+++ Data to process

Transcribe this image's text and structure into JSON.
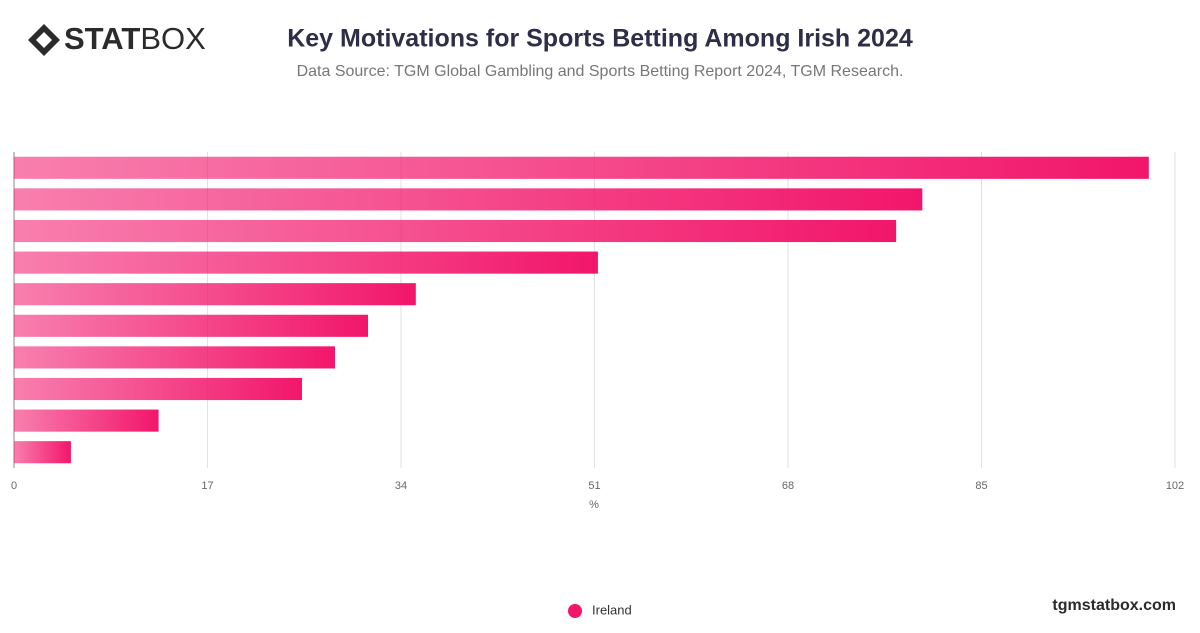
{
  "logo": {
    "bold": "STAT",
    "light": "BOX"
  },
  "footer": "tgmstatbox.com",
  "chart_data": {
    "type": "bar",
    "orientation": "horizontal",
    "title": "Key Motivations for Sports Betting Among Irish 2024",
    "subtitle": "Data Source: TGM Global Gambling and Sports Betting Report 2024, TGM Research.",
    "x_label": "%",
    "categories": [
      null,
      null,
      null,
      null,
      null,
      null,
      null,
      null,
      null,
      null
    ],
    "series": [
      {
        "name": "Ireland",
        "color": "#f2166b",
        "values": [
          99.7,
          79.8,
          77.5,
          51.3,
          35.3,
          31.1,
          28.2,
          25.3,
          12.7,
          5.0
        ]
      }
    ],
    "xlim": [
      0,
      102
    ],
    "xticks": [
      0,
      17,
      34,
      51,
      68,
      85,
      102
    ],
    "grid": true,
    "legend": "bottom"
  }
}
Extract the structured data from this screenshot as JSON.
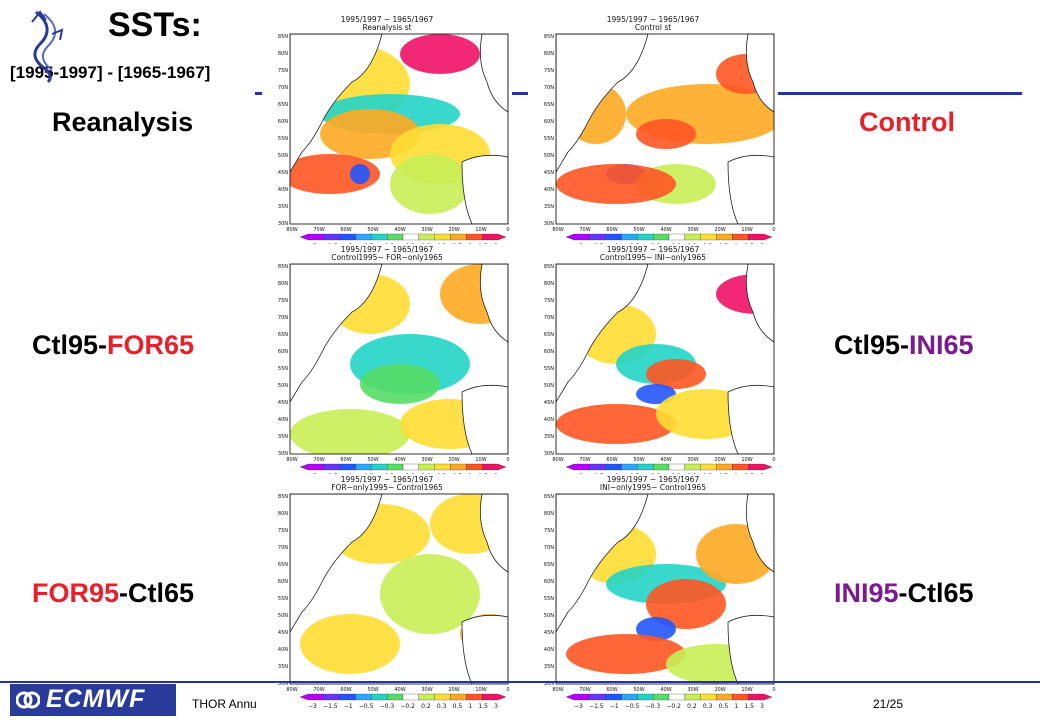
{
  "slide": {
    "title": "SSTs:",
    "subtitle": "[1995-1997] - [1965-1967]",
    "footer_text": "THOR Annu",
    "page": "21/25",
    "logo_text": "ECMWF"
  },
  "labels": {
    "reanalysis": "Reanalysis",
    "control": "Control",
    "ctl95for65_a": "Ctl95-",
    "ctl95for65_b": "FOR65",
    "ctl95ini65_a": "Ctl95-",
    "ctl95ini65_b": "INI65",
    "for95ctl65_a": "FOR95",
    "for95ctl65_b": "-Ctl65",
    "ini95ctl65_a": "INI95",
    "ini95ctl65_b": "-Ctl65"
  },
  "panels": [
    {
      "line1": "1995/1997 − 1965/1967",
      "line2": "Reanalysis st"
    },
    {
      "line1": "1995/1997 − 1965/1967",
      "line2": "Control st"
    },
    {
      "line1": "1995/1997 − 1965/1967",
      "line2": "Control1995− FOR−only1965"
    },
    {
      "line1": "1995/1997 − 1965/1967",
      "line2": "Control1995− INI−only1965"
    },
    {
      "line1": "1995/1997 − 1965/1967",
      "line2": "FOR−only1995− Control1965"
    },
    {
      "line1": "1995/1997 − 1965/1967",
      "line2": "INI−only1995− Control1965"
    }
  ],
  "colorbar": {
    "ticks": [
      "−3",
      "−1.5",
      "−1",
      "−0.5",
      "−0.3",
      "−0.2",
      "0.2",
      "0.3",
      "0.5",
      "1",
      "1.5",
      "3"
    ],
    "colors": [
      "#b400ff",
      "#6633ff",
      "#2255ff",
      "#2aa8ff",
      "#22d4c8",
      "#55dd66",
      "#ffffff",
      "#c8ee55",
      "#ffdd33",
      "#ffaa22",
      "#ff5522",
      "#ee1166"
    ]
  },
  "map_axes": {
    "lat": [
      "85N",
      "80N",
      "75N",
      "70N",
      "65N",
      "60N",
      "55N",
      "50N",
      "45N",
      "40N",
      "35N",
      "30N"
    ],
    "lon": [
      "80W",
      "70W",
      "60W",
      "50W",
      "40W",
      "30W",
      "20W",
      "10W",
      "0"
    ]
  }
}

++++++
+++ Data to process

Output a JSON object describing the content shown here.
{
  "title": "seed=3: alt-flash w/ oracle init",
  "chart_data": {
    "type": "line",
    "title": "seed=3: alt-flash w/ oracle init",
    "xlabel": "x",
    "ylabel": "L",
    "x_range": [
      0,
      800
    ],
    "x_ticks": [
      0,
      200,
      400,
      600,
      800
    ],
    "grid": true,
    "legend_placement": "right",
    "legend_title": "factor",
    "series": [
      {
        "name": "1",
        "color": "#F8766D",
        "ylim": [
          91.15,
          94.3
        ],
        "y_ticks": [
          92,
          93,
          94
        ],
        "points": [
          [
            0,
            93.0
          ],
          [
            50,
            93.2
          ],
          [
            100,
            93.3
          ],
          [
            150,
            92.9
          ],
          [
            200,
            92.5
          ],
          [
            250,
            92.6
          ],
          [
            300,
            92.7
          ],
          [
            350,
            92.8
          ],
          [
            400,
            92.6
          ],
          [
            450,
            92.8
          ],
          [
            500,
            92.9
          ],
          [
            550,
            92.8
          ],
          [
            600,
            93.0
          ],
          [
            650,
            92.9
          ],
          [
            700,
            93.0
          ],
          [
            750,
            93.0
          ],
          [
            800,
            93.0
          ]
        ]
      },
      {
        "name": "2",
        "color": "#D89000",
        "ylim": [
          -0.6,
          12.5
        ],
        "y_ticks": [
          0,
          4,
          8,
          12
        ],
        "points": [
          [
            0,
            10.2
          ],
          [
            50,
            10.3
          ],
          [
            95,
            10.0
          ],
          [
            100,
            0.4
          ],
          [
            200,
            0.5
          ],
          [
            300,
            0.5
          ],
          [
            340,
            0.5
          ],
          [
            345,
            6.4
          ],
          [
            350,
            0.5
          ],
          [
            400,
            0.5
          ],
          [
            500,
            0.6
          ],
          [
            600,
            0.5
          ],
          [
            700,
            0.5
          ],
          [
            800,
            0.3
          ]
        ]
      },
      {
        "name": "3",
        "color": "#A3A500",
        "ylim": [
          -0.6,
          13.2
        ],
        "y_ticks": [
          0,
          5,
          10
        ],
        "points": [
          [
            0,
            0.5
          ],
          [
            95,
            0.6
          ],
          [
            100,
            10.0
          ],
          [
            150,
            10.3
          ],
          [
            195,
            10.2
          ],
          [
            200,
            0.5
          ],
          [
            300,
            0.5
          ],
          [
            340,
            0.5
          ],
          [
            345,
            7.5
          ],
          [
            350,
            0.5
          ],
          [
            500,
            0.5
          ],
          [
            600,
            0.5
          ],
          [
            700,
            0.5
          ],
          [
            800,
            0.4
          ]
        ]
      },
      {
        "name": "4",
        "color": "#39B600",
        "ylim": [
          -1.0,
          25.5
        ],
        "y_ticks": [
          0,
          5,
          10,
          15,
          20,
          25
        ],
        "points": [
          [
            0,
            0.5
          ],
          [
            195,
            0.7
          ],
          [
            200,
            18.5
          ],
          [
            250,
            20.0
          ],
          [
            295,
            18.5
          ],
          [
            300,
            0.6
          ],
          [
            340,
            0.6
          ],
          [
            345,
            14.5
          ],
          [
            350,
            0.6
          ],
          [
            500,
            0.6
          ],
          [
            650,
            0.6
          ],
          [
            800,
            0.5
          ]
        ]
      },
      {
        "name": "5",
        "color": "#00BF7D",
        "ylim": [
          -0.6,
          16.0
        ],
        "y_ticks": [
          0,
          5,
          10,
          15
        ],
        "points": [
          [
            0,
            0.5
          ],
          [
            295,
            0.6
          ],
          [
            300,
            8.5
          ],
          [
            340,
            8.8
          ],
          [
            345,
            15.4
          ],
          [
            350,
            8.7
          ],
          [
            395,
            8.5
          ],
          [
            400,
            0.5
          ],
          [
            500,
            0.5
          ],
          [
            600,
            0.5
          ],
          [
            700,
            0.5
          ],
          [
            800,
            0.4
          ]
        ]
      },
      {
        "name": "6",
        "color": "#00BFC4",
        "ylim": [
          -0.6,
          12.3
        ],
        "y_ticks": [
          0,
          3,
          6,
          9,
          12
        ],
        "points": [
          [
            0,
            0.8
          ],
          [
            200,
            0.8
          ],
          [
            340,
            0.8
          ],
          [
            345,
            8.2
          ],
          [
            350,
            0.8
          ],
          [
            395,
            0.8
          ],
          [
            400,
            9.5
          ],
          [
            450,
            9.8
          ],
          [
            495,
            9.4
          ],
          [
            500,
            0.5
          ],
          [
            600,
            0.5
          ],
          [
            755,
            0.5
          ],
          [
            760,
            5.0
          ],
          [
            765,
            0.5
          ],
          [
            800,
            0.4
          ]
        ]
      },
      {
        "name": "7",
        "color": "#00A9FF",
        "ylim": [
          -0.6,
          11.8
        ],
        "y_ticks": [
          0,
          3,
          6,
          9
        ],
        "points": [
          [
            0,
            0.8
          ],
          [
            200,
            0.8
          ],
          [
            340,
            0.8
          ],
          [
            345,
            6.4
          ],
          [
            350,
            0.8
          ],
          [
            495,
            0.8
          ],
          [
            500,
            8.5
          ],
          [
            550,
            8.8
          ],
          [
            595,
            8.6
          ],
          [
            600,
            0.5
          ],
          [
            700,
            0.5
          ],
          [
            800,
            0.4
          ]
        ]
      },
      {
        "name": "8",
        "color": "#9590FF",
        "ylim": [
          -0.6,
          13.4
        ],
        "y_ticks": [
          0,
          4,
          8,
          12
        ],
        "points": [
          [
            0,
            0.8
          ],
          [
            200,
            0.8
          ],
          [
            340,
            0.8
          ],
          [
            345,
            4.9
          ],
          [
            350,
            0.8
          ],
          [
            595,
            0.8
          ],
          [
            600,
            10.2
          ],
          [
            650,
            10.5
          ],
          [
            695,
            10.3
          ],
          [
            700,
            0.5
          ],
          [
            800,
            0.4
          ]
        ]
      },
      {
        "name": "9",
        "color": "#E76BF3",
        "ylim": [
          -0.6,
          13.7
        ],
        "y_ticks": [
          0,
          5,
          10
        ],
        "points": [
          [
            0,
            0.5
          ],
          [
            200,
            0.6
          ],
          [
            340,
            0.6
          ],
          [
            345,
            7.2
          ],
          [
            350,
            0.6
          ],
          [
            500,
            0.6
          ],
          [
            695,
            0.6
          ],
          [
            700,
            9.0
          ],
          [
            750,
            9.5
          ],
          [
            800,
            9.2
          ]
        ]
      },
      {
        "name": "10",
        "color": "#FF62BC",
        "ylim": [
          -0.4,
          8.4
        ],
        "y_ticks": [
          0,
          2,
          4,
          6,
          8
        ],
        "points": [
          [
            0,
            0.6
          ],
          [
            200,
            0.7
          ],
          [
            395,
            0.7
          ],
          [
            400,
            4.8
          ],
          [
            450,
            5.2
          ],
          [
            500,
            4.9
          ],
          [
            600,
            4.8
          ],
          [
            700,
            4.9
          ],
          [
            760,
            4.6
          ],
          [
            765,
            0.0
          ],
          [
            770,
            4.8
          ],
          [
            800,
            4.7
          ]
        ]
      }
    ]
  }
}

++++++

§ Short exercise: Answer with one number: how many lines of the entries above include the word "init".

§ Right answer: 2